§ **Exercise aim**
Produce a verbatim copy of the entries listed below.

§ **Working data**
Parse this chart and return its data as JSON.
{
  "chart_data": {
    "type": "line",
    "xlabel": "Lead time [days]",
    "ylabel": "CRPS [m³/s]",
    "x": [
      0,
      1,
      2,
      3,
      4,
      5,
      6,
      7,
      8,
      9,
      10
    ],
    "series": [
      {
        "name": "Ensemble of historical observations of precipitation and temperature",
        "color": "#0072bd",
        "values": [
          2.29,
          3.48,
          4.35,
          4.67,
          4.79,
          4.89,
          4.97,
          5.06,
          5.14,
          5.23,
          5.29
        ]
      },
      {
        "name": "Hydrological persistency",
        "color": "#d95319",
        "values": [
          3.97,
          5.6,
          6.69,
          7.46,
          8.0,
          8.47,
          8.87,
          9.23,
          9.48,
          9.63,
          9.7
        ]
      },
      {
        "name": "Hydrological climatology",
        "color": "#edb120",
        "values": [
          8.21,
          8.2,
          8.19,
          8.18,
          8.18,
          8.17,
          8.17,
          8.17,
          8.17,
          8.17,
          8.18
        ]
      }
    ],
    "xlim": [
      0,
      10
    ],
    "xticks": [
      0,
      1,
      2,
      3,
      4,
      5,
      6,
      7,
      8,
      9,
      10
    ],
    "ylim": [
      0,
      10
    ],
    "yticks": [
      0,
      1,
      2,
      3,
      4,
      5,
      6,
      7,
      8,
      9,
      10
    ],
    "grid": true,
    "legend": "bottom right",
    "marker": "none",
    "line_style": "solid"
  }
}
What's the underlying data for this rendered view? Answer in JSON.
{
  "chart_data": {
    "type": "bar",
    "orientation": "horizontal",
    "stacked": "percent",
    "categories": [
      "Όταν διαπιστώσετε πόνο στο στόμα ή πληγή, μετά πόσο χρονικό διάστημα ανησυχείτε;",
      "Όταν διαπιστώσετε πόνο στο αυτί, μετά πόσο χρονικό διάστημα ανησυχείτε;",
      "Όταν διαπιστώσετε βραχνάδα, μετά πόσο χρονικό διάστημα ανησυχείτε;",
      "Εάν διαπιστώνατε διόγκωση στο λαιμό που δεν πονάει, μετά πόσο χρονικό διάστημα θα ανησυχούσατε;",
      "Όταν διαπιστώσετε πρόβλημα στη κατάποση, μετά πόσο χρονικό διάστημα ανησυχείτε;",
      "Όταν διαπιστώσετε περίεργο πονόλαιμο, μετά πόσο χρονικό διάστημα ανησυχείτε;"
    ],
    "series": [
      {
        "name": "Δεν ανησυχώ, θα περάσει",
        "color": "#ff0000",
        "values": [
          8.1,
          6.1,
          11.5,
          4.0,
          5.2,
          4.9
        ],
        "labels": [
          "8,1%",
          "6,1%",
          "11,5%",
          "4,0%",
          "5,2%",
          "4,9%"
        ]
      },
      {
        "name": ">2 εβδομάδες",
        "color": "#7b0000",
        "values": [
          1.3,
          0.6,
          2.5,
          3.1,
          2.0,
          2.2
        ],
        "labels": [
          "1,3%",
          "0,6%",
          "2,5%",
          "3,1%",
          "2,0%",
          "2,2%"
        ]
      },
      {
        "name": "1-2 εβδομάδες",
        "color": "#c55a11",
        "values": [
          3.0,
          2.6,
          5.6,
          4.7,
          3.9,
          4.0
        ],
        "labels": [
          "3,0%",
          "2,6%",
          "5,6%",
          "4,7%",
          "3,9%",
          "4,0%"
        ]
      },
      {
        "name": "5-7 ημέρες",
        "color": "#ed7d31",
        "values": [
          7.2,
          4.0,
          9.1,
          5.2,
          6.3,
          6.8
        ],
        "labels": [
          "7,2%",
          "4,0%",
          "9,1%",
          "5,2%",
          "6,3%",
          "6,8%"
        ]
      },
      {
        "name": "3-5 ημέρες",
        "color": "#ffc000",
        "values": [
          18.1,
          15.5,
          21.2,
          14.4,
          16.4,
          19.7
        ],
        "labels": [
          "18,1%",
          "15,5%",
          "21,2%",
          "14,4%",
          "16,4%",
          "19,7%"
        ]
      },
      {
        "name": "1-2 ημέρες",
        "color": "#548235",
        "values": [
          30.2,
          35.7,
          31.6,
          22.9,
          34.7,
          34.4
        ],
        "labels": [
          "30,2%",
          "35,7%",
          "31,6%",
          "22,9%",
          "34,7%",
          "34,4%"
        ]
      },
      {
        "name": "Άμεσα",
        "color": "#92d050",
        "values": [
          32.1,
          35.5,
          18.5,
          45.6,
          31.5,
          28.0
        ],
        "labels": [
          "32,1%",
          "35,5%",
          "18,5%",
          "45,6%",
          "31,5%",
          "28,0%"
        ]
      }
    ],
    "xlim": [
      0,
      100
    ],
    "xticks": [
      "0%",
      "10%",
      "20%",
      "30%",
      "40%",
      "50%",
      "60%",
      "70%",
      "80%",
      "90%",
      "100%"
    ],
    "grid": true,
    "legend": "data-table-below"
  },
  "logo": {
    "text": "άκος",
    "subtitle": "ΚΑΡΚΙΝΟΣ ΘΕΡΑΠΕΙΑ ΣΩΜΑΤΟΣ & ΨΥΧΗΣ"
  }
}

§ **Complete answer**
Parse this chart and return its data as JSON.
{
  "chart_data": {
    "type": "line",
    "xlabel": "Lead time [days]",
    "ylabel": "CRPS [m³/s]",
    "x": [
      0,
      1,
      2,
      3,
      4,
      5,
      6,
      7,
      8,
      9,
      10
    ],
    "series": [
      {
        "name": "Ensemble of historical observations of precipitation and temperature",
        "color": "#0072bd",
        "values": [
          2.29,
          3.48,
          4.35,
          4.67,
          4.79,
          4.89,
          4.97,
          5.06,
          5.14,
          5.23,
          5.29
        ]
      },
      {
        "name": "Hydrological persistency",
        "color": "#d95319",
        "values": [
          3.97,
          5.6,
          6.69,
          7.46,
          8.0,
          8.47,
          8.87,
          9.23,
          9.48,
          9.63,
          9.7
        ]
      },
      {
        "name": "Hydrological climatology",
        "color": "#edb120",
        "values": [
          8.21,
          8.2,
          8.19,
          8.18,
          8.18,
          8.17,
          8.17,
          8.17,
          8.17,
          8.17,
          8.18
        ]
      }
    ],
    "xlim": [
      0,
      10
    ],
    "xticks": [
      0,
      1,
      2,
      3,
      4,
      5,
      6,
      7,
      8,
      9,
      10
    ],
    "ylim": [
      0,
      10
    ],
    "yticks": [
      0,
      1,
      2,
      3,
      4,
      5,
      6,
      7,
      8,
      9,
      10
    ],
    "grid": true,
    "legend": "bottom right",
    "marker": "none",
    "line_style": "solid"
  }
}
What's the underlying data for this rendered view? Answer in JSON.
{
  "chart_data": {
    "type": "bar",
    "orientation": "horizontal",
    "stacked": "percent",
    "categories": [
      "Όταν διαπιστώσετε πόνο στο στόμα ή πληγή, μετά πόσο χρονικό διάστημα ανησυχείτε;",
      "Όταν διαπιστώσετε πόνο στο αυτί, μετά πόσο χρονικό διάστημα ανησυχείτε;",
      "Όταν διαπιστώσετε βραχνάδα, μετά πόσο χρονικό διάστημα ανησυχείτε;",
      "Εάν διαπιστώνατε διόγκωση στο λαιμό που δεν πονάει, μετά πόσο χρονικό διάστημα θα ανησυχούσατε;",
      "Όταν διαπιστώσετε πρόβλημα στη κατάποση, μετά πόσο χρονικό διάστημα ανησυχείτε;",
      "Όταν διαπιστώσετε περίεργο πονόλαιμο, μετά πόσο χρονικό διάστημα ανησυχείτε;"
    ],
    "series": [
      {
        "name": "Δεν ανησυχώ, θα περάσει",
        "color": "#ff0000",
        "values": [
          8.1,
          6.1,
          11.5,
          4.0,
          5.2,
          4.9
        ],
        "labels": [
          "8,1%",
          "6,1%",
          "11,5%",
          "4,0%",
          "5,2%",
          "4,9%"
        ]
      },
      {
        "name": ">2 εβδομάδες",
        "color": "#7b0000",
        "values": [
          1.3,
          0.6,
          2.5,
          3.1,
          2.0,
          2.2
        ],
        "labels": [
          "1,3%",
          "0,6%",
          "2,5%",
          "3,1%",
          "2,0%",
          "2,2%"
        ]
      },
      {
        "name": "1-2 εβδομάδες",
        "color": "#c55a11",
        "values": [
          3.0,
          2.6,
          5.6,
          4.7,
          3.9,
          4.0
        ],
        "labels": [
          "3,0%",
          "2,6%",
          "5,6%",
          "4,7%",
          "3,9%",
          "4,0%"
        ]
      },
      {
        "name": "5-7 ημέρες",
        "color": "#ed7d31",
        "values": [
          7.2,
          4.0,
          9.1,
          5.2,
          6.3,
          6.8
        ],
        "labels": [
          "7,2%",
          "4,0%",
          "9,1%",
          "5,2%",
          "6,3%",
          "6,8%"
        ]
      },
      {
        "name": "3-5 ημέρες",
        "color": "#ffc000",
        "values": [
          18.1,
          15.5,
          21.2,
          14.4,
          16.4,
          19.7
        ],
        "labels": [
          "18,1%",
          "15,5%",
          "21,2%",
          "14,4%",
          "16,4%",
          "19,7%"
        ]
      },
      {
        "name": "1-2 ημέρες",
        "color": "#548235",
        "values": [
          30.2,
          35.7,
          31.6,
          22.9,
          34.7,
          34.4
        ],
        "labels": [
          "30,2%",
          "35,7%",
          "31,6%",
          "22,9%",
          "34,7%",
          "34,4%"
        ]
      },
      {
        "name": "Άμεσα",
        "color": "#92d050",
        "values": [
          32.1,
          35.5,
          18.5,
          45.6,
          31.5,
          28.0
        ],
        "labels": [
          "32,1%",
          "35,5%",
          "18,5%",
          "45,6%",
          "31,5%",
          "28,0%"
        ]
      }
    ],
    "xlim": [
      0,
      100
    ],
    "xticks": [
      "0%",
      "10%",
      "20%",
      "30%",
      "40%",
      "50%",
      "60%",
      "70%",
      "80%",
      "90%",
      "100%"
    ],
    "grid": true,
    "legend": "data-table-below"
  },
  "logo": {
    "text": "άκος",
    "subtitle": "ΚΑΡΚΙΝΟΣ ΘΕΡΑΠΕΙΑ ΣΩΜΑΤΟΣ & ΨΥΧΗΣ"
  }
}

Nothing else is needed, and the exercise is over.